El abandono estadounidense

El factor decisivo fue el viraje de Washington. Durante las dos semanas de confrontación, los kurdos denunciaron la falta de apoyo de su aliado histórico. El 20 de enero, el enviado especial de EE. UU. para Siria, Thomas Barrack, afirmó en su cuenta de X que “ya no hay razón para que sus aliados kurdosirios lideren la lucha contra el Estado Islámico” y declaró que Damasco es ahora “el socio natural” de Estados Unidos en la región.

Barrack reconoció que las FDS habían sido hasta 2019 el socio más efectivo contra el califato, pero alegó que la situación ha cambiado desde entonces. En 2025 Siria se incorporó a la Coalición Global para Derrotar al EI como miembro número noventa, un gesto que Washington interpretó como indicio de una orientación hacia la cooperación con el Estado sirio.

El Instituto para el Estudio de la Seguridad Nacional (INSS) de Israel sostiene que la administración estadounidense prefirió respaldar un gobierno sirio fuerte y unificado en lugar de mantener un enclave kurdo que complicaba las relaciones con Turquía, aliada de la OTAN que considera a las milicias kurdas vinculadas al PKK.

####

_INSTRUCCIONES_
1. Enumera todos los países mencionados en el texto sobre el abandono estadounidense de los kurdos.
2. Prosigue el texto sobre el abandono estadounidense de los kurdos a partir de su última oración.

####

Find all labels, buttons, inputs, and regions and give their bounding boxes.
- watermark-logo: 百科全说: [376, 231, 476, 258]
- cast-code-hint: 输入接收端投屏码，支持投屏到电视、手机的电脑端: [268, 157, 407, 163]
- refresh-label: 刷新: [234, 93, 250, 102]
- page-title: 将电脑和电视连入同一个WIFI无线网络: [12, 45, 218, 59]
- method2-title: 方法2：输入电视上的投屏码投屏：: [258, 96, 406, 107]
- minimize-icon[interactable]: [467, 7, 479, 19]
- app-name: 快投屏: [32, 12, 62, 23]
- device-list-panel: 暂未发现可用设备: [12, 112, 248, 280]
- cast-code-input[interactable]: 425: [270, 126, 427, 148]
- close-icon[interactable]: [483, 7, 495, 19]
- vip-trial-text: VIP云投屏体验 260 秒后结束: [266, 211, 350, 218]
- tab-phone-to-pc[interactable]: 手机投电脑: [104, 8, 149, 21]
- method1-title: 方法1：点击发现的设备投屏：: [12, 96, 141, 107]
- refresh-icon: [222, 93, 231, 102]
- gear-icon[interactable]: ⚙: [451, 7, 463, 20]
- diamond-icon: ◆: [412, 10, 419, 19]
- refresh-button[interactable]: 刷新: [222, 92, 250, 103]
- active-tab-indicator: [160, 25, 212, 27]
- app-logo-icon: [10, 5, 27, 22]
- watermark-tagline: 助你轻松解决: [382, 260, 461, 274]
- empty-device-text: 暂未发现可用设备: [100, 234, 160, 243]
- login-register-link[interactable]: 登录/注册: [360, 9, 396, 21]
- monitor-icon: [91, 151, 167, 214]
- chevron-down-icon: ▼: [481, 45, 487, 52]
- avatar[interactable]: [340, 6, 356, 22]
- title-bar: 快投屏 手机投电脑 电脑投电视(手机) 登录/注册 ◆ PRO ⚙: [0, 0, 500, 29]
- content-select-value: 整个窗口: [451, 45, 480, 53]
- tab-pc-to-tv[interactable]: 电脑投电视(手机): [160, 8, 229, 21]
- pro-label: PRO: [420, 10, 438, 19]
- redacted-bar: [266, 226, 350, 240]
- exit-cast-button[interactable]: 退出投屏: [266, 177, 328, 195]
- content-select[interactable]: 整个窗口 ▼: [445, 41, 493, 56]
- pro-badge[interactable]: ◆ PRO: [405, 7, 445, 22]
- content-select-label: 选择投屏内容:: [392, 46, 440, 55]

####

_RESPUESTAS_
1. Estados Unidos, Siria, Israel, Turquía

2.
Derechos culturales, cero poder

En su momento más crítico, los kurdos obtuvieron concesiones simbólicas: Al-Sharaa promulgó el Decreto Presidencial número 14 que reconoce al pueblo kurdo como “componente esencial” de Siria, oficializa su lengua y declara el Nowruz como festividad nacional, aspectos negados por décadas.

Sin embargo, analistas como Fabrice Balanche del Instituto Washington consideran estos gestos “cosméticos”. En su evaluación, el objetivo real del régimen es recuperar los campos petroleros de Al-Omar y Conoco; reconocer la identidad cultural calma a observadores internacionales mientras se desmonta el poder efectivo kurdo. A estas concesiones se las describe como “victorias póstumas”: reconocimiento cultural coincidente con la pérdida de control político.

El acuerdo exige la integración “individual” de combatientes al ejército tras controles de seguridad, lo que desarticula la cadena de mando kurda. También impone la salida del país de milicianos extranjeros de las YPG. El Chatham House advirtió que dispersar a esos combatientes en regimientos de mayoría árabe puede ser una “bomba de tiempo” para la cohesión militar. La desconfianza es recíproca: Damasco ve a las SDF como separatistas apoyados por extranjeros, y los kurdos desconfían de un ejército sirio fragmentado por resentimientos de la guerra civil.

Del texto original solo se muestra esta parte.